Copy every line of the entries that includes the word "Software".

Excerpt from a dataset:
_ _ _ _ _ _ _

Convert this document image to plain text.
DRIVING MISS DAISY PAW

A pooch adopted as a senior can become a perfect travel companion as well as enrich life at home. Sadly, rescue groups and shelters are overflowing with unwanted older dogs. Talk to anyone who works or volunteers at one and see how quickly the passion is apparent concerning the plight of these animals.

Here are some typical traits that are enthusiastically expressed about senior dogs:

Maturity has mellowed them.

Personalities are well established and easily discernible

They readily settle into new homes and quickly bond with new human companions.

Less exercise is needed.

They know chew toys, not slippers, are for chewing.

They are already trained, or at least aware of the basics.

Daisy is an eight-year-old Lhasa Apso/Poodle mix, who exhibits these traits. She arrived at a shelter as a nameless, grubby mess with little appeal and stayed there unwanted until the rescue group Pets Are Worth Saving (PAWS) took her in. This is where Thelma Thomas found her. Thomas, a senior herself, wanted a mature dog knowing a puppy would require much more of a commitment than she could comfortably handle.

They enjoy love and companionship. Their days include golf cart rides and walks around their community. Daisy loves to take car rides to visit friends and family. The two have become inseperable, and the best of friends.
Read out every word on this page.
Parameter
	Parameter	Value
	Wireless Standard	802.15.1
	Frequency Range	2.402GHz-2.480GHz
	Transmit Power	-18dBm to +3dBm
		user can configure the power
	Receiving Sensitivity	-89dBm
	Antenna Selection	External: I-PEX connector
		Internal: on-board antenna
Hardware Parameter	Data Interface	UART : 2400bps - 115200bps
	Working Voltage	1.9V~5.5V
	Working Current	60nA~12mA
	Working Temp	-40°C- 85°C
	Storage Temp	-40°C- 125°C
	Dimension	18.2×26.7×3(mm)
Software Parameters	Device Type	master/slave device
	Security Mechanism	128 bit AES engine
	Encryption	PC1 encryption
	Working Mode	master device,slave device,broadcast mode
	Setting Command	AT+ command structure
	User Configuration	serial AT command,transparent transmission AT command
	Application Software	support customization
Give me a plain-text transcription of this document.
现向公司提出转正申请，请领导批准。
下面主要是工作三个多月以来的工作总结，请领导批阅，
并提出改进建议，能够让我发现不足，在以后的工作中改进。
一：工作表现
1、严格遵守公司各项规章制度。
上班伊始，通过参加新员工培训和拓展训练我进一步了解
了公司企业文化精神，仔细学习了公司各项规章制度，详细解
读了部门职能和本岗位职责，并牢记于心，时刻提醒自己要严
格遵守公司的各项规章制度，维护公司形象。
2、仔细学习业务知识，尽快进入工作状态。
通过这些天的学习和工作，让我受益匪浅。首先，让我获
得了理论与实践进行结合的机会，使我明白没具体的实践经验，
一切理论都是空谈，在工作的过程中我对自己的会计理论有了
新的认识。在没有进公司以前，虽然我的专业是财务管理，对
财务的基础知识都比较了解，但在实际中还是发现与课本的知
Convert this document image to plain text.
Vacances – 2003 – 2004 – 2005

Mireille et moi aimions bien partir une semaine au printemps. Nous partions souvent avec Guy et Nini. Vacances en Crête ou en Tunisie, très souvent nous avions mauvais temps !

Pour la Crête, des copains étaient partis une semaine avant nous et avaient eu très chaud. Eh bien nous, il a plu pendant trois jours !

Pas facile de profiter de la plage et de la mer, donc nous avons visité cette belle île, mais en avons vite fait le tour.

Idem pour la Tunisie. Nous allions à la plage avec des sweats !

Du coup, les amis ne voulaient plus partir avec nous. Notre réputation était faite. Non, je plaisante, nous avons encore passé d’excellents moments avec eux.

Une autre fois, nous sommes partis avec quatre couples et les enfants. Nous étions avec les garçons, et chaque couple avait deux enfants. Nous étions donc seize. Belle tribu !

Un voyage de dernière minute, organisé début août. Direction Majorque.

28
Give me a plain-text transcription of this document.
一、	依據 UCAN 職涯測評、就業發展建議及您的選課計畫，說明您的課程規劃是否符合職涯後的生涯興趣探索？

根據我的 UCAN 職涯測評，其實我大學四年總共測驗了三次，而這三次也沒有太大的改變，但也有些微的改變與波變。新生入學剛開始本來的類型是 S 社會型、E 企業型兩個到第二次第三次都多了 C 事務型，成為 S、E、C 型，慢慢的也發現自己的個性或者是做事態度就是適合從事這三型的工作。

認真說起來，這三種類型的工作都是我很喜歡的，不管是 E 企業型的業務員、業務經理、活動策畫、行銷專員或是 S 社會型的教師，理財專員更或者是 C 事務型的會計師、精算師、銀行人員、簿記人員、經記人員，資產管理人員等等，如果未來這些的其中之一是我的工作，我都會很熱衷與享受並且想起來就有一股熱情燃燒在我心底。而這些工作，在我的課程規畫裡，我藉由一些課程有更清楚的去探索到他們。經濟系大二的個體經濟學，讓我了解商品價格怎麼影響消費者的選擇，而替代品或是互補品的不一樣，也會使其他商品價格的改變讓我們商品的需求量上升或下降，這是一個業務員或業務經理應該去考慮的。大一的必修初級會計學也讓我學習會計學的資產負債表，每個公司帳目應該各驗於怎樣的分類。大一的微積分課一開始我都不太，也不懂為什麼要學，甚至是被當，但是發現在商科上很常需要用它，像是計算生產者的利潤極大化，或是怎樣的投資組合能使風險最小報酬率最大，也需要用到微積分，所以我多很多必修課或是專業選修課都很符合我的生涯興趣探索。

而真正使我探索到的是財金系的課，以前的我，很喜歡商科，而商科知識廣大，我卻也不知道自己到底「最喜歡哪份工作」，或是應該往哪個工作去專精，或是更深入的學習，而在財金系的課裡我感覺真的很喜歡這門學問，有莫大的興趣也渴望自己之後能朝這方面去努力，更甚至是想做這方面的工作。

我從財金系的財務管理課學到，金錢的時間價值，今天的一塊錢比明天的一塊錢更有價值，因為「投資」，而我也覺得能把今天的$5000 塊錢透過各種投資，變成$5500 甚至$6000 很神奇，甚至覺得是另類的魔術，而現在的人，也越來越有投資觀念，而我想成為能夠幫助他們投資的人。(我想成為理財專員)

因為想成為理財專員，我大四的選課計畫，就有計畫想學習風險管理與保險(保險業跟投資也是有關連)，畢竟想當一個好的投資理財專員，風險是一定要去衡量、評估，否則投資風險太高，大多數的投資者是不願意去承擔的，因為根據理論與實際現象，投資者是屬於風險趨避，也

_ _ _ _ _ _ _

● **IN RESPONSE**
Software Parameters	Device Type	master/slave device
	Application Software	support customization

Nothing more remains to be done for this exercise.